Exercise brief:
Search the material below for the string "structured" and list each line that holds it.
===== Listed entries
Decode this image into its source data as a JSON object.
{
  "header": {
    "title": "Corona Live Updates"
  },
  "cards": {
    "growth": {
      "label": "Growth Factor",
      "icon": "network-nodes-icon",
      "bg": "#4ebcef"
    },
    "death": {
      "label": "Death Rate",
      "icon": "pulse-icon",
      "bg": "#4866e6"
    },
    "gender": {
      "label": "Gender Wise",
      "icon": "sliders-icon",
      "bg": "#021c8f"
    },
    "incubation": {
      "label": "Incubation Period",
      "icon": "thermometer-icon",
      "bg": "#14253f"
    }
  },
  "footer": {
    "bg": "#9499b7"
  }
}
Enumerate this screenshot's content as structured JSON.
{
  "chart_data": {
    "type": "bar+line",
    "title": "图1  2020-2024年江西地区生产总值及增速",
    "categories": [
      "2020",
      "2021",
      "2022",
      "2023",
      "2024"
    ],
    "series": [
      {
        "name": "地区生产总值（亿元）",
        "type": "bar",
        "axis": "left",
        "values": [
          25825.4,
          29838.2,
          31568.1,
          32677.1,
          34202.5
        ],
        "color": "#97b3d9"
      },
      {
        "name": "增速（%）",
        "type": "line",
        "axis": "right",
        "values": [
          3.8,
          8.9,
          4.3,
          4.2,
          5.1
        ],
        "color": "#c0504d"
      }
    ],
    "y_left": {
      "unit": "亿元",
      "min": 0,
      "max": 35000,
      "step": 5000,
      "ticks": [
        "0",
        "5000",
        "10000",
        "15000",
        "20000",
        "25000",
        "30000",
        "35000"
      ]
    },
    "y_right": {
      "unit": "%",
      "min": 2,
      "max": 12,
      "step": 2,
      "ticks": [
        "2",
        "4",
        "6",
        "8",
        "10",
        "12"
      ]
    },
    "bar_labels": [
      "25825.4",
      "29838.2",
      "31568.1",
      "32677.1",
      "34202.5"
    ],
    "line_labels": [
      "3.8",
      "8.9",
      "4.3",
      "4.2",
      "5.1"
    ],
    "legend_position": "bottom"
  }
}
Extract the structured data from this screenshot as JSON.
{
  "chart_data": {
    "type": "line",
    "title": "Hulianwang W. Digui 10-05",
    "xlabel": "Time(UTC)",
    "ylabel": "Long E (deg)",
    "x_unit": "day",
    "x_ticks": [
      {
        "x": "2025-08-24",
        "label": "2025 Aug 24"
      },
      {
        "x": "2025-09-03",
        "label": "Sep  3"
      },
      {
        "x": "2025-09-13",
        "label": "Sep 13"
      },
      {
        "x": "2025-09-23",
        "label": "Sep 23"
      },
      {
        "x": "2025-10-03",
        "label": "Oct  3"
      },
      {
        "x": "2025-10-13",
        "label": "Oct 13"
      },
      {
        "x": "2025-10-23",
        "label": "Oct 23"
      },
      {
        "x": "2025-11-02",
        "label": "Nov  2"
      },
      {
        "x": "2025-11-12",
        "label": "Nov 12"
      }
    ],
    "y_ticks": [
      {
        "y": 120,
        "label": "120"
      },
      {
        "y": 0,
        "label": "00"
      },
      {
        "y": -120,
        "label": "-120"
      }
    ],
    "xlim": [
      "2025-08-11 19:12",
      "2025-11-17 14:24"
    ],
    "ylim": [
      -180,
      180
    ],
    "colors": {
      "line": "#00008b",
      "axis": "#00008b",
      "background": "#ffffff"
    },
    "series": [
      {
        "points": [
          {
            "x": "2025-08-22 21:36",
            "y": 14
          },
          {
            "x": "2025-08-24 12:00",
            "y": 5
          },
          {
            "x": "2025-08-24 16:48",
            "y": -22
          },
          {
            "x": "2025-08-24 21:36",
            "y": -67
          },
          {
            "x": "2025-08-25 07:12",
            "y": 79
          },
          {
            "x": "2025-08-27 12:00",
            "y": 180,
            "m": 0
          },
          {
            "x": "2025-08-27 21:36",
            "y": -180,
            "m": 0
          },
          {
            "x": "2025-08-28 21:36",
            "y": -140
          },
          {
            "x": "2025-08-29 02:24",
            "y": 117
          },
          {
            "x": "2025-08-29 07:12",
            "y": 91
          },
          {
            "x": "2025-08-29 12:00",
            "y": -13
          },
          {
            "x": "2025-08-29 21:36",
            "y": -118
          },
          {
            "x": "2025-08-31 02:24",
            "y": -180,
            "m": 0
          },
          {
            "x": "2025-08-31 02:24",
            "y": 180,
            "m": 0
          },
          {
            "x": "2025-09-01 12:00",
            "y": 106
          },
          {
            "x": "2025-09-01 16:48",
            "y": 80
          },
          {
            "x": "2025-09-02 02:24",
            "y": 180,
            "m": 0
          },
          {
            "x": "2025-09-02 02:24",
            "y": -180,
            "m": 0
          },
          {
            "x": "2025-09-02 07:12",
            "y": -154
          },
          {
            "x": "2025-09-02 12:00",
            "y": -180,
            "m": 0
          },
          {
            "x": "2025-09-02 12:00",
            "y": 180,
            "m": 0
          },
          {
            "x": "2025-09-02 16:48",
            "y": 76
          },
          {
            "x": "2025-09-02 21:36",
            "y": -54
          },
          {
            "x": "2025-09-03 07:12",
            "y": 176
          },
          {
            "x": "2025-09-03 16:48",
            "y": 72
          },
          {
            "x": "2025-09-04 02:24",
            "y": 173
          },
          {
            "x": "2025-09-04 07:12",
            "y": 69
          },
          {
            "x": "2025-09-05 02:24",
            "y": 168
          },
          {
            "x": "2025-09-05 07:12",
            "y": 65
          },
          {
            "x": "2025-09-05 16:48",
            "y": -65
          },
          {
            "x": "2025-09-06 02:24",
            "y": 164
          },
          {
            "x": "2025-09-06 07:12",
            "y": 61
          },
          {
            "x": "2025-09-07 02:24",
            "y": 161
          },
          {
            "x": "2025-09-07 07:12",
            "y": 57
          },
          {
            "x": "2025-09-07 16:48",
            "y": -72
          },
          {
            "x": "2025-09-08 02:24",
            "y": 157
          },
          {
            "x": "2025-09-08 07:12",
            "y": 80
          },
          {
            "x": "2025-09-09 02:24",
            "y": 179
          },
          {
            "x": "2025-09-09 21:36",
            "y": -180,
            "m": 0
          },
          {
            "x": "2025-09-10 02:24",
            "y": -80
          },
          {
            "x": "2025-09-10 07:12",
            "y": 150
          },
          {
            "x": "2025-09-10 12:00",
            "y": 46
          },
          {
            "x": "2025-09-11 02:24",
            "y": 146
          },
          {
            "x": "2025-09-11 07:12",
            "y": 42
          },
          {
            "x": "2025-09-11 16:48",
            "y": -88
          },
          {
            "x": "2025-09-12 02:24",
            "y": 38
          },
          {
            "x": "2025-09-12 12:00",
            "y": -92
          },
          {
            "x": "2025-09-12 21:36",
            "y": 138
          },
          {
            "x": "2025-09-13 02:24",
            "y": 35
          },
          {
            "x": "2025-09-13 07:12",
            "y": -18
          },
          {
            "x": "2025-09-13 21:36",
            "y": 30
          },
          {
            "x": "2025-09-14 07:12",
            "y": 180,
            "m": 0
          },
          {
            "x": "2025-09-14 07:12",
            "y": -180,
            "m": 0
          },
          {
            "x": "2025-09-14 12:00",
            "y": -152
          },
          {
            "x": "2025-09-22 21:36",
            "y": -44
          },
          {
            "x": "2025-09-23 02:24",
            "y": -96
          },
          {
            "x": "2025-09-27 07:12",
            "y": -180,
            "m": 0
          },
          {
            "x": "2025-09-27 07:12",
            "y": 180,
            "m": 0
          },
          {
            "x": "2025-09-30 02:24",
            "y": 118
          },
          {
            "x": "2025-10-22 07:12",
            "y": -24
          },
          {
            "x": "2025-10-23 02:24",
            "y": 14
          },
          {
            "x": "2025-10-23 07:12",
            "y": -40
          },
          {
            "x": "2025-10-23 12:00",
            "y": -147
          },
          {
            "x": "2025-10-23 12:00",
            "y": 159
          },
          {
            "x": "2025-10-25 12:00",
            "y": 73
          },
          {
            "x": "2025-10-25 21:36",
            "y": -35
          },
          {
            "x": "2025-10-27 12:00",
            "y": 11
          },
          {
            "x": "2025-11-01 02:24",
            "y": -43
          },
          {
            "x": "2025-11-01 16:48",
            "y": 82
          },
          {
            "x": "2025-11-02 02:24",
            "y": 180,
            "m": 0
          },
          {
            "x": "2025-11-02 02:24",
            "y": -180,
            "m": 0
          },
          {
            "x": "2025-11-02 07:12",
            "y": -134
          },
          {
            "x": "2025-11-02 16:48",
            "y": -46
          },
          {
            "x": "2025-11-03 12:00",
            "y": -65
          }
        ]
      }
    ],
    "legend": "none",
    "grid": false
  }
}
==========
In response:
Enumerate this screenshot's content as structured JSON.
Extract the structured data from this screenshot as JSON.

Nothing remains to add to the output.